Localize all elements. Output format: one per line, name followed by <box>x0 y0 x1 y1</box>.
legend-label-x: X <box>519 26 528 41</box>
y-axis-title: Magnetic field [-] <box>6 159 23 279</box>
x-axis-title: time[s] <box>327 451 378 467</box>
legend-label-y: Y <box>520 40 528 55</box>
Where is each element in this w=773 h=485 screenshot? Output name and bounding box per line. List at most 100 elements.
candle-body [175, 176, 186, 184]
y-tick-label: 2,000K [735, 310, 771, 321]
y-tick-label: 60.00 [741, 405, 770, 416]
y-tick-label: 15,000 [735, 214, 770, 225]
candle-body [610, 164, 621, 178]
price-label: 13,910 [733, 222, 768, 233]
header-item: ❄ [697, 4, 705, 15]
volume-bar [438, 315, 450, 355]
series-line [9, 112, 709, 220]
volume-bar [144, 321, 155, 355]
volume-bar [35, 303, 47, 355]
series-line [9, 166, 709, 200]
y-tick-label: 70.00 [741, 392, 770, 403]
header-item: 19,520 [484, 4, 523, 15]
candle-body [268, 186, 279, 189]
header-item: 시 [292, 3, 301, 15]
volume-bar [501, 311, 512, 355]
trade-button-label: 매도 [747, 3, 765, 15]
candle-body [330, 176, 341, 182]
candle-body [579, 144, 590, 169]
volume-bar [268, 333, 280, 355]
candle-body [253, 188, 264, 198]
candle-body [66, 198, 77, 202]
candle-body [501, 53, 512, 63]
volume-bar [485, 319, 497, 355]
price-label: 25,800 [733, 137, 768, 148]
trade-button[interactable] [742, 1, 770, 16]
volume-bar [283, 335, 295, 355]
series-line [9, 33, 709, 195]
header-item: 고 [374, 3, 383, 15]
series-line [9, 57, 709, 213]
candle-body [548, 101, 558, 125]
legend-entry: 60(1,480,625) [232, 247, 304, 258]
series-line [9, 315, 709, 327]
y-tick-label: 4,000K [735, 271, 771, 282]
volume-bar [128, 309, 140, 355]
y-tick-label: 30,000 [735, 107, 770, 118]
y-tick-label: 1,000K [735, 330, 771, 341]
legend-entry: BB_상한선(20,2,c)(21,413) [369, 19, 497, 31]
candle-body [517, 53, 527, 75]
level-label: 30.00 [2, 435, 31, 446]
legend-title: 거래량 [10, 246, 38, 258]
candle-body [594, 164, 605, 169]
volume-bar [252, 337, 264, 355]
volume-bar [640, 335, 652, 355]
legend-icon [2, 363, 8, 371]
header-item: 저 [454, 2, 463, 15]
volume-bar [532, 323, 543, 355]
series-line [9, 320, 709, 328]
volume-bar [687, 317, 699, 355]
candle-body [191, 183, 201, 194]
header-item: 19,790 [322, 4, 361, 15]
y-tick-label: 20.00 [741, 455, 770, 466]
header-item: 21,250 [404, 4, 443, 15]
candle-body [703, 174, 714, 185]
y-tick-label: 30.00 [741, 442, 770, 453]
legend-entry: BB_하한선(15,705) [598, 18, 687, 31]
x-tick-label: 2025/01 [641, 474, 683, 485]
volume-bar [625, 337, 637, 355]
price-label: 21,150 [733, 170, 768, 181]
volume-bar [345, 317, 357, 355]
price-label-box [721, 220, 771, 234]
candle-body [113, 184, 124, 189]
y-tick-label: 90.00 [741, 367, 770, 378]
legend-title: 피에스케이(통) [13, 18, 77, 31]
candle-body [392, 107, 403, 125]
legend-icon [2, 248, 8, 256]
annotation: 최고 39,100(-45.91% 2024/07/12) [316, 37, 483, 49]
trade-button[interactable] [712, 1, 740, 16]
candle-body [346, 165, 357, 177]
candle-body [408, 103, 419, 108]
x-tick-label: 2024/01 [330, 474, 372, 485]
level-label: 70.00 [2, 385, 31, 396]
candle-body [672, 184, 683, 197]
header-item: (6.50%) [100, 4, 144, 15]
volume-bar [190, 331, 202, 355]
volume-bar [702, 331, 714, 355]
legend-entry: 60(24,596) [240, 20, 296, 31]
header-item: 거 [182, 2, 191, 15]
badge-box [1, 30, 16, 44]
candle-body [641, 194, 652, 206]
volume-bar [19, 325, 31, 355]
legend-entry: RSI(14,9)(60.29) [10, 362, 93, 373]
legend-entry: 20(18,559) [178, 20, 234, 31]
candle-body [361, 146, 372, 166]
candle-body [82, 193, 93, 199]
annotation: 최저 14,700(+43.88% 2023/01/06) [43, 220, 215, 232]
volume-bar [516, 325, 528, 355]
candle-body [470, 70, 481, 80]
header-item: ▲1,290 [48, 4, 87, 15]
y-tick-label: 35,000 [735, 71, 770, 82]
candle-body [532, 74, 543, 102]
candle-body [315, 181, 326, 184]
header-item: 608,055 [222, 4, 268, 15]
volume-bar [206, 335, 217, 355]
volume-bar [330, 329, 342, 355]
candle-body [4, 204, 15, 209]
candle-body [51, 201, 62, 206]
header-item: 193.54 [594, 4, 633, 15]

What you should do
Locate every line in the rows above that contains the string "annotation", and copy each one.

Full solution
annotation: 최고 39,100(-45.91% 2024/07/12) [316, 37, 483, 49]
annotation: 최저 14,700(+43.88% 2023/01/06) [43, 220, 215, 232]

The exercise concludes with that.